| TASK OBJECTIVE |
Would you pull out every line of the material that contains the string "dots"?

── TASK INPUTS

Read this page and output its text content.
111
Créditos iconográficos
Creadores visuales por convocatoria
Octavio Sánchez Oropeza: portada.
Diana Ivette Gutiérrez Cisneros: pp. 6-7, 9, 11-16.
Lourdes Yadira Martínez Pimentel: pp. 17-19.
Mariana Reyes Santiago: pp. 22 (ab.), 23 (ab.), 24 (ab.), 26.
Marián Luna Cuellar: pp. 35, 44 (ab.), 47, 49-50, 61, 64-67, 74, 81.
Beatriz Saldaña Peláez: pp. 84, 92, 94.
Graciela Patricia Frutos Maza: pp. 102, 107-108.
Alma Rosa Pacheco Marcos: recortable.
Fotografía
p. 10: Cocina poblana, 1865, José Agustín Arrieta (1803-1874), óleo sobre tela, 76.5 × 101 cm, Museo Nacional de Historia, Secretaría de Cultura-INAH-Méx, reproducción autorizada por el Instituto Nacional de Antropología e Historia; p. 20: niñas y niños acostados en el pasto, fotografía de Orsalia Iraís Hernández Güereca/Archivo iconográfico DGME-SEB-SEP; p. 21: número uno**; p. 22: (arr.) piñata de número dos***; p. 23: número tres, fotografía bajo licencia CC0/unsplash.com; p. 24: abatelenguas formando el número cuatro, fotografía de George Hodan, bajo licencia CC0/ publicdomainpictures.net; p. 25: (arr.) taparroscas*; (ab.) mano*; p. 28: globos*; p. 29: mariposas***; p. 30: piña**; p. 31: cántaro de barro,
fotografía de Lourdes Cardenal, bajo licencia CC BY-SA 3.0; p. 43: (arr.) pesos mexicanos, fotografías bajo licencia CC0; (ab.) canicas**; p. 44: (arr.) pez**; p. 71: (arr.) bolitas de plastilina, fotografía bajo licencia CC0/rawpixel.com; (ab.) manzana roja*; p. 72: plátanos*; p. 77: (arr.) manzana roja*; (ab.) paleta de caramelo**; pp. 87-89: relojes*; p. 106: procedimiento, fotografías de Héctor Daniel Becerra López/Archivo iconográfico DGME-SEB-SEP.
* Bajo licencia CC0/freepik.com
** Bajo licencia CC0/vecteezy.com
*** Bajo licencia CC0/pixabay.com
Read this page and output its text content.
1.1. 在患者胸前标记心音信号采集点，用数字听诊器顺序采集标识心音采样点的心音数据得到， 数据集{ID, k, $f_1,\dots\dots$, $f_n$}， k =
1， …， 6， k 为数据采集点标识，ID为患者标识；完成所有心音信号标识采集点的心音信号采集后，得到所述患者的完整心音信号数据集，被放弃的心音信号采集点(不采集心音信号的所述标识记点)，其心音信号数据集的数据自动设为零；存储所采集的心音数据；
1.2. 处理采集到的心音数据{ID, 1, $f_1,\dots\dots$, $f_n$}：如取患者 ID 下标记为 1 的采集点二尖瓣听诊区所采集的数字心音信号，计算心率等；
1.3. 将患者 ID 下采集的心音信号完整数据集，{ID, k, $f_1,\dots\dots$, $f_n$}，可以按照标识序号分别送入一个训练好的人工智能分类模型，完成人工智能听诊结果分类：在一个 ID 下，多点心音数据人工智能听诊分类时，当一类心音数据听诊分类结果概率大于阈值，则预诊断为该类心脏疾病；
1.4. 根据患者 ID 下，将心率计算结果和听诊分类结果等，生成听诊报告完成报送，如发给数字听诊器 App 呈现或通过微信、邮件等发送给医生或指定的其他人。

────

| RESULT |
1.1. 在患者胸前标记心音信号采集点，用数字听诊器顺序采集标识心音采样点的心音数据得到， 数据集{ID, k, $f_1,\dots\dots$, $f_n$}， k =
1.2. 处理采集到的心音数据{ID, 1, $f_1,\dots\dots$, $f_n$}：如取患者 ID 下标记为 1 的采集点二尖瓣听诊区所采集的数字心音信号，计算心率等；
1.3. 将患者 ID 下采集的心音信号完整数据集，{ID, k, $f_1,\dots\dots$, $f_n$}，可以按照标识序号分别送入一个训练好的人工智能分类模型，完成人工智能听诊结果分类：在一个 ID 下，多点心音数据人工智能听诊分类时，当一类心音数据听诊分类结果概率大于阈值，则预诊断为该类心脏疾病；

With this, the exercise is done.